- **Short problem**
Each line containing the word "strike" needs to be copied.
#####
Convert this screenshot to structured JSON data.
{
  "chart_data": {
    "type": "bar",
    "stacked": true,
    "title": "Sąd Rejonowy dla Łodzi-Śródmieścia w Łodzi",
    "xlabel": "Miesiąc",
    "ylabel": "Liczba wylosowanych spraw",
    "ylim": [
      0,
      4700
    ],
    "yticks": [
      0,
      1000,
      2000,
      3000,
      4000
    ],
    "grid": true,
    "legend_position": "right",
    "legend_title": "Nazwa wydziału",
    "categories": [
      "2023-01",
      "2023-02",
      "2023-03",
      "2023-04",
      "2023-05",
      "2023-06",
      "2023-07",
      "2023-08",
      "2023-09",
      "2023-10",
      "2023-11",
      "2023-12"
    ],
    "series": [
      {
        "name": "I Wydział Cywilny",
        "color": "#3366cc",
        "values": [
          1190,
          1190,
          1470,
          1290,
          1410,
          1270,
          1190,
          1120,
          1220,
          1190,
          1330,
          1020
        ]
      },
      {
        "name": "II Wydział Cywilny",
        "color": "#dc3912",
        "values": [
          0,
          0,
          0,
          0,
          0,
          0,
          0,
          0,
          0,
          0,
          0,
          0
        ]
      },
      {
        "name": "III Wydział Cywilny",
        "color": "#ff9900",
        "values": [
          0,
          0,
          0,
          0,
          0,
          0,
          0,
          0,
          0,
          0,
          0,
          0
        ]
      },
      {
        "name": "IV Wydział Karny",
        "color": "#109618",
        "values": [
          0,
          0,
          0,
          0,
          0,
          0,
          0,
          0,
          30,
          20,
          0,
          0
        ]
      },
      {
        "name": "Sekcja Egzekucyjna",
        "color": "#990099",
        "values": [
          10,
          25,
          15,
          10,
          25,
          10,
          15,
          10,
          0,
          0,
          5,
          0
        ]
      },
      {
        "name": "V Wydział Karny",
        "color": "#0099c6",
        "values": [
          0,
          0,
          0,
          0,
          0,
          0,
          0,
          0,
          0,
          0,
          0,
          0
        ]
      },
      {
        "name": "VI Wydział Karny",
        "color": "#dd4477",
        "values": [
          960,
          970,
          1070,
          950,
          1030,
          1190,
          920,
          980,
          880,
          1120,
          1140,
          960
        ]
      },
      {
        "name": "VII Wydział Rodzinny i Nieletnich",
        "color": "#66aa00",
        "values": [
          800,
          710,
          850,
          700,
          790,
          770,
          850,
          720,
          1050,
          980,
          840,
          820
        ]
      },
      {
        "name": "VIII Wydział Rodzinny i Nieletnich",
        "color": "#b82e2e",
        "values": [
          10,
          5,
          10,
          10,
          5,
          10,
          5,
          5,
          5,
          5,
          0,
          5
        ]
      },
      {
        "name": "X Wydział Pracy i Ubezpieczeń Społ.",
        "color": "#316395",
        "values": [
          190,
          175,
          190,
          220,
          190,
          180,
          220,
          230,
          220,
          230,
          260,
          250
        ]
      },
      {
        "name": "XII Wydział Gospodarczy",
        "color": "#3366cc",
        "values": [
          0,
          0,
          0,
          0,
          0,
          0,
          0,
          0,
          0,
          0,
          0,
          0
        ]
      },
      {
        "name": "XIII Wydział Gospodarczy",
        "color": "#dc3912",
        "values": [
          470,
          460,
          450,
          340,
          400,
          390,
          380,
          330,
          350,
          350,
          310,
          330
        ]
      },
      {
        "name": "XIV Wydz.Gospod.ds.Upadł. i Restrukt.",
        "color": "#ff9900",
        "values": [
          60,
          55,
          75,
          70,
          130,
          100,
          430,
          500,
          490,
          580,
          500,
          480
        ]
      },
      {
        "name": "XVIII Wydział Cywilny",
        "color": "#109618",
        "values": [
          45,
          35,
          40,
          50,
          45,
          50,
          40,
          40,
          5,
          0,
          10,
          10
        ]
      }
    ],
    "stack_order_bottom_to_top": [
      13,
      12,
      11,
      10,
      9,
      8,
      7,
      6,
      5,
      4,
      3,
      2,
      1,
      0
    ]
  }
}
#####
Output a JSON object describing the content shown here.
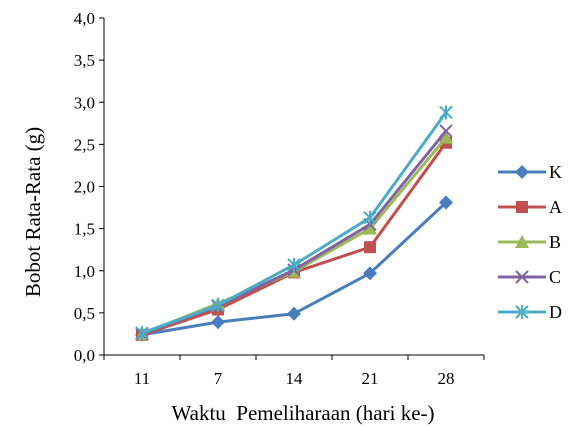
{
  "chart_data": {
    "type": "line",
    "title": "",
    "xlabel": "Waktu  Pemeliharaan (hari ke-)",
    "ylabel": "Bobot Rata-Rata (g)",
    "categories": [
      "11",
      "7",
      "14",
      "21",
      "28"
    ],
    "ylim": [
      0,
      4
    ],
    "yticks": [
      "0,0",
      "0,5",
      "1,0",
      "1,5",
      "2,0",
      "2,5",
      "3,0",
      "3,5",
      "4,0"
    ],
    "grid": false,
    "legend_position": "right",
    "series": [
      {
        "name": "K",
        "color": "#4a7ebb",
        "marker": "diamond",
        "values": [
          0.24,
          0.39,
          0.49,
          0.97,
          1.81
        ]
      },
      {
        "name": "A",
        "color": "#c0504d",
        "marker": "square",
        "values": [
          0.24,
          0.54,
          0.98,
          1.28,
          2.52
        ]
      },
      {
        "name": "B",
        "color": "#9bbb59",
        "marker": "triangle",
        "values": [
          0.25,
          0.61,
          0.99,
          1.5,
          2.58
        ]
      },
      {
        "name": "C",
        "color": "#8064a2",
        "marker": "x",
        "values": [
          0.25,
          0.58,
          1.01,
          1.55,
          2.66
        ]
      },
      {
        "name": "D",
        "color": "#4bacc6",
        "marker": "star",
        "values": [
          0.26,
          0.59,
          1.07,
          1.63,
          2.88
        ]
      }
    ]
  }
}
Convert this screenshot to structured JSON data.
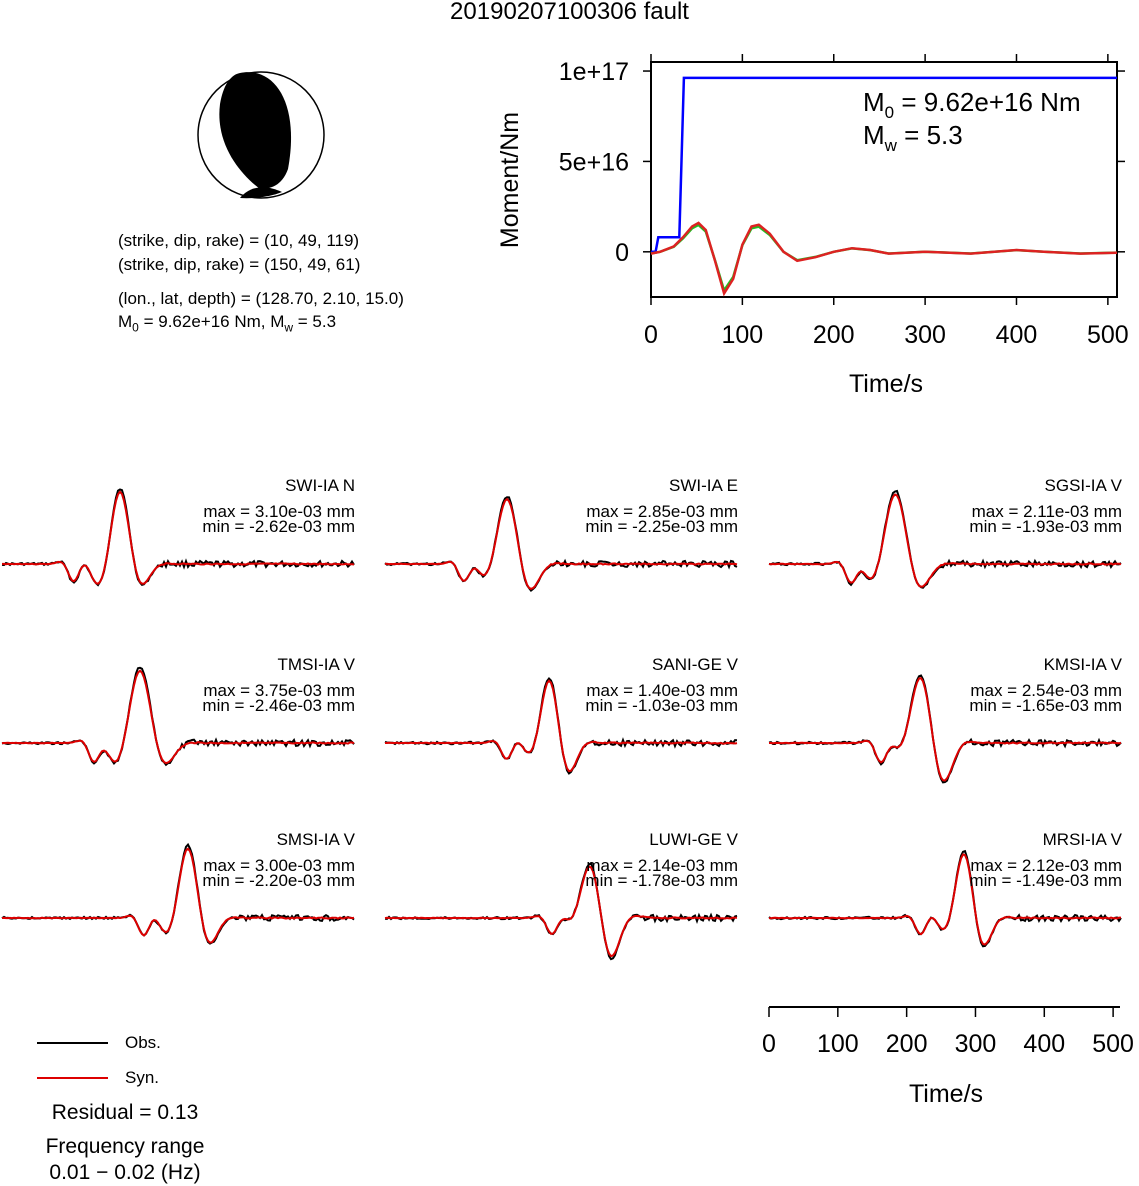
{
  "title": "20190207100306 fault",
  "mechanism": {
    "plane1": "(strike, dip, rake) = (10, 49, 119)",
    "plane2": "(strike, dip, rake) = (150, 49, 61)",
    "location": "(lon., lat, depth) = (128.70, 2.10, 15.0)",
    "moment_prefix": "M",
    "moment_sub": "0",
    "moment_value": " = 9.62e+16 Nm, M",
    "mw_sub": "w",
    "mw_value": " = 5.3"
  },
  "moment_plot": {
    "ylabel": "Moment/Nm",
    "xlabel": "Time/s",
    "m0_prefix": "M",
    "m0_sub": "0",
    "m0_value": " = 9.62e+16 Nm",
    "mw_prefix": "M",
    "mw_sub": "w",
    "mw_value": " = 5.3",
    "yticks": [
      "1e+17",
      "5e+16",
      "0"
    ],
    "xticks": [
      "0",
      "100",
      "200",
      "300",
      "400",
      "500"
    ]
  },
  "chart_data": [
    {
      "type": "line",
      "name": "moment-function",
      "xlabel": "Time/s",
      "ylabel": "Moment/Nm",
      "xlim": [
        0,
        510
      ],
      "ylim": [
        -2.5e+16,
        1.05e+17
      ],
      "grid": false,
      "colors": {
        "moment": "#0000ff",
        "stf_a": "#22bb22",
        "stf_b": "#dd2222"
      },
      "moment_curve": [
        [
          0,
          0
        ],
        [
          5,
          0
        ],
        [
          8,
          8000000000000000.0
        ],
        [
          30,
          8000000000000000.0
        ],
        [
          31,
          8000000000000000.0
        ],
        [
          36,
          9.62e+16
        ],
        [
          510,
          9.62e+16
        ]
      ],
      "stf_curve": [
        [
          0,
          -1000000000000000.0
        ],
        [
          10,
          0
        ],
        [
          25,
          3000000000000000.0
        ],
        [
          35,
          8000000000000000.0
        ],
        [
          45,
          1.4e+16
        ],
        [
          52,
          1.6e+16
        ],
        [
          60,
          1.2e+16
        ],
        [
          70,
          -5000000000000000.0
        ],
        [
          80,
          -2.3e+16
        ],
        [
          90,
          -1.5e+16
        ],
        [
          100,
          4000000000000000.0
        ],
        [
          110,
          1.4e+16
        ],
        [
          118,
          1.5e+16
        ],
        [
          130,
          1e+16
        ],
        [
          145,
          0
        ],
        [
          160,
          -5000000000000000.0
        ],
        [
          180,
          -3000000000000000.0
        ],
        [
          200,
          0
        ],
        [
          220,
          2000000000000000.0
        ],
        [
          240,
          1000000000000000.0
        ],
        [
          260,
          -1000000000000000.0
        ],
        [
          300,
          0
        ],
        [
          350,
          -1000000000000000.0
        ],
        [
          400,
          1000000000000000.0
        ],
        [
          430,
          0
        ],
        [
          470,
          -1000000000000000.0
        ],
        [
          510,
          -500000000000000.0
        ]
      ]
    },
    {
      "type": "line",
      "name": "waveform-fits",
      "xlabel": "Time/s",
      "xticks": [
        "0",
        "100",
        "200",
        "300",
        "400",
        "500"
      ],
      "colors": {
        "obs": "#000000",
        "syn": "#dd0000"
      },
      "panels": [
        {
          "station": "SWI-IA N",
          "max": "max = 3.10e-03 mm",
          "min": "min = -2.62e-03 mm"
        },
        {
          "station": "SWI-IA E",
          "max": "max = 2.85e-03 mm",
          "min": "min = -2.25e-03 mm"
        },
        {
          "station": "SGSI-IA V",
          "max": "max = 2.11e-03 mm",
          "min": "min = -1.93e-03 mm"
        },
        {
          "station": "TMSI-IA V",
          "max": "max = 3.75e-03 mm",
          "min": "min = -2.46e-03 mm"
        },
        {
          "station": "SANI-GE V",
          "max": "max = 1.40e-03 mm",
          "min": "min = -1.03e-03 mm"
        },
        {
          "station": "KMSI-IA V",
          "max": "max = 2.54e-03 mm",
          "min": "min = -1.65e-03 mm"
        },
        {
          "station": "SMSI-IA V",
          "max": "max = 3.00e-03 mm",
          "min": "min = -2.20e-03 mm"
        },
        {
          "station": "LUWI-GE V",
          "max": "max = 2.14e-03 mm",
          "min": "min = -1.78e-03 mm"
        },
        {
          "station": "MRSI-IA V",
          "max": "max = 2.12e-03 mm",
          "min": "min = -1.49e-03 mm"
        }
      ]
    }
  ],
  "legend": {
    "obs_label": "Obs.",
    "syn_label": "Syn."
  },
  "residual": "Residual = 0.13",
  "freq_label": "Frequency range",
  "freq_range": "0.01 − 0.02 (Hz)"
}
#####
- **Solution to this task**
    "plane1": "(strike, dip, rake) = (10, 49, 119)",
    "plane2": "(strike, dip, rake) = (150, 49, 61)",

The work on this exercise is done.